╭─ Items
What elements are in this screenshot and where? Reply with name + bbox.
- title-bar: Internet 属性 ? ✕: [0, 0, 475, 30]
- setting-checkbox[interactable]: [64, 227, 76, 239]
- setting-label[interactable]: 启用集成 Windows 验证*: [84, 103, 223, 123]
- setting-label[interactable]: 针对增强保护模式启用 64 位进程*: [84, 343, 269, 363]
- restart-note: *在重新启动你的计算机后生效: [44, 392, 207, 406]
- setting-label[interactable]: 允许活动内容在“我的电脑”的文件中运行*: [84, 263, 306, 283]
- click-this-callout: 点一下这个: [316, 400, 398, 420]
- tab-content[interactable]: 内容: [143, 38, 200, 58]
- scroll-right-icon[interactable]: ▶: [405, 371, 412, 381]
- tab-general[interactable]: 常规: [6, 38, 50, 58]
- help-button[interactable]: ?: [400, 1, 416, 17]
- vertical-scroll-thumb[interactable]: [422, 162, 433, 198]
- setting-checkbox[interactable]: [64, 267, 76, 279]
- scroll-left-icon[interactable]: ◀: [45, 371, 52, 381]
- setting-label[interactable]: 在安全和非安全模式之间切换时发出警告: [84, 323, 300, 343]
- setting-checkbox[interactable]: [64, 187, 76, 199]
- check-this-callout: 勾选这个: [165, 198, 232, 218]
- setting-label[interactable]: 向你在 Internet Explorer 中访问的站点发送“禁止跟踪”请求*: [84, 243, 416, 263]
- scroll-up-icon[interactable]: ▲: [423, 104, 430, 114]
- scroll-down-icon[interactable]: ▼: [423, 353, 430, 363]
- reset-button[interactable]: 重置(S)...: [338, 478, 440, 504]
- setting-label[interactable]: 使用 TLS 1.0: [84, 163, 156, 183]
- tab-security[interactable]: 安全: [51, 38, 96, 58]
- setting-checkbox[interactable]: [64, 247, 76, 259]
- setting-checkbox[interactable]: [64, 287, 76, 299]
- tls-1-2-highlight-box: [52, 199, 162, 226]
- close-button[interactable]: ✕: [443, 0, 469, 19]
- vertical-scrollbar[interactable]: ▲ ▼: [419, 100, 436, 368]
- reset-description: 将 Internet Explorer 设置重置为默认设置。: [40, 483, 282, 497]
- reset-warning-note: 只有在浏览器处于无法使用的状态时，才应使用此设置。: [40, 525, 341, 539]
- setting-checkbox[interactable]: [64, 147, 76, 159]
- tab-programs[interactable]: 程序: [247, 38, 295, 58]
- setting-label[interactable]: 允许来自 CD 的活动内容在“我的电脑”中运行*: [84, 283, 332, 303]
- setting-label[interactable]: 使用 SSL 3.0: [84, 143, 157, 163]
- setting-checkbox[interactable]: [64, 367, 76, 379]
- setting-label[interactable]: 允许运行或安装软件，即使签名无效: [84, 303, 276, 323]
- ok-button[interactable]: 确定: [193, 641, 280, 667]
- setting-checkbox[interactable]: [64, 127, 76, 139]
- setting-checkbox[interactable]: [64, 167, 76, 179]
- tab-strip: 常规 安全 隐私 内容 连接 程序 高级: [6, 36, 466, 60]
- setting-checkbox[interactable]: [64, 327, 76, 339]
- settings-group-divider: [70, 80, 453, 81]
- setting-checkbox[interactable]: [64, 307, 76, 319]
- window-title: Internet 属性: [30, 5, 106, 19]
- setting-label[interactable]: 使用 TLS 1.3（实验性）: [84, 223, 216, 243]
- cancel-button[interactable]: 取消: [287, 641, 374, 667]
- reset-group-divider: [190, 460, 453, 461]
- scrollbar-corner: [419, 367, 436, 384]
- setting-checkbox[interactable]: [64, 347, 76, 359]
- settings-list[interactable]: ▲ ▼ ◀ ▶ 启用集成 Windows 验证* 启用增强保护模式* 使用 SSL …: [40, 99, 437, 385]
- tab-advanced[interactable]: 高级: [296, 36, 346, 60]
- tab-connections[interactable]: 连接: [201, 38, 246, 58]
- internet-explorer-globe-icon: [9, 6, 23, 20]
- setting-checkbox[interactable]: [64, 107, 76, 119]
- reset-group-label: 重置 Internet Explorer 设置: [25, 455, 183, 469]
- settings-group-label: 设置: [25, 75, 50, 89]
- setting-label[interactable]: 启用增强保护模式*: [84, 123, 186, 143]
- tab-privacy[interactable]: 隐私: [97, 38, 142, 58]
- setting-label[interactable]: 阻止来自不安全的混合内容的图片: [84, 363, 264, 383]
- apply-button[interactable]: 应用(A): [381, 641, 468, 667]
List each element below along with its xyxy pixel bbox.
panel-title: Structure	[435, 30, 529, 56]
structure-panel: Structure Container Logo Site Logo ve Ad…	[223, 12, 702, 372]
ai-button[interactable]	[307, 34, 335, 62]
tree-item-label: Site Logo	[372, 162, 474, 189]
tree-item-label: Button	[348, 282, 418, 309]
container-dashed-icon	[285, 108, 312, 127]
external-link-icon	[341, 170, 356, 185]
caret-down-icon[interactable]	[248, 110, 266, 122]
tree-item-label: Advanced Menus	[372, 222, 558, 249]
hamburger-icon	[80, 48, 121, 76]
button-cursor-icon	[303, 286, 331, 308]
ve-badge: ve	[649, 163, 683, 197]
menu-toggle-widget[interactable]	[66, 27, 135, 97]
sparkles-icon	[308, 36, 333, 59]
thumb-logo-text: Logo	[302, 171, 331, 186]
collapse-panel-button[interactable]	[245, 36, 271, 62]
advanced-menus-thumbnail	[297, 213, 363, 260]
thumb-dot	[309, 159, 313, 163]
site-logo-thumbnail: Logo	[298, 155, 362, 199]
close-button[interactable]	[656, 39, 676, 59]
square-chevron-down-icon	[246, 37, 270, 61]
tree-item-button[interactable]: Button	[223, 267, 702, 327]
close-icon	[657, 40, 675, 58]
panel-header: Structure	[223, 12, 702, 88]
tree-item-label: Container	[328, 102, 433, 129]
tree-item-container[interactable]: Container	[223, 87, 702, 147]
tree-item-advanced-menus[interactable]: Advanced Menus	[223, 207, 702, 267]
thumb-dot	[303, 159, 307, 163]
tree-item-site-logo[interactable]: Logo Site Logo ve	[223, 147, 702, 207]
╰─
Can you reproduce the lines word for word, starting at the very beginning of the records and ending with the line that contains "- scroll-right-icon[interactable]: ▶: [405, 371, 412, 381]"?

Answer to the exercise ->
What elements are in this screenshot and where? Reply with name + bbox.
- title-bar: Internet 属性 ? ✕: [0, 0, 475, 30]
- setting-checkbox[interactable]: [64, 227, 76, 239]
- setting-label[interactable]: 启用集成 Windows 验证*: [84, 103, 223, 123]
- setting-label[interactable]: 针对增强保护模式启用 64 位进程*: [84, 343, 269, 363]
- restart-note: *在重新启动你的计算机后生效: [44, 392, 207, 406]
- setting-label[interactable]: 允许活动内容在“我的电脑”的文件中运行*: [84, 263, 306, 283]
- click-this-callout: 点一下这个: [316, 400, 398, 420]
- tab-content[interactable]: 内容: [143, 38, 200, 58]
- scroll-right-icon[interactable]: ▶: [405, 371, 412, 381]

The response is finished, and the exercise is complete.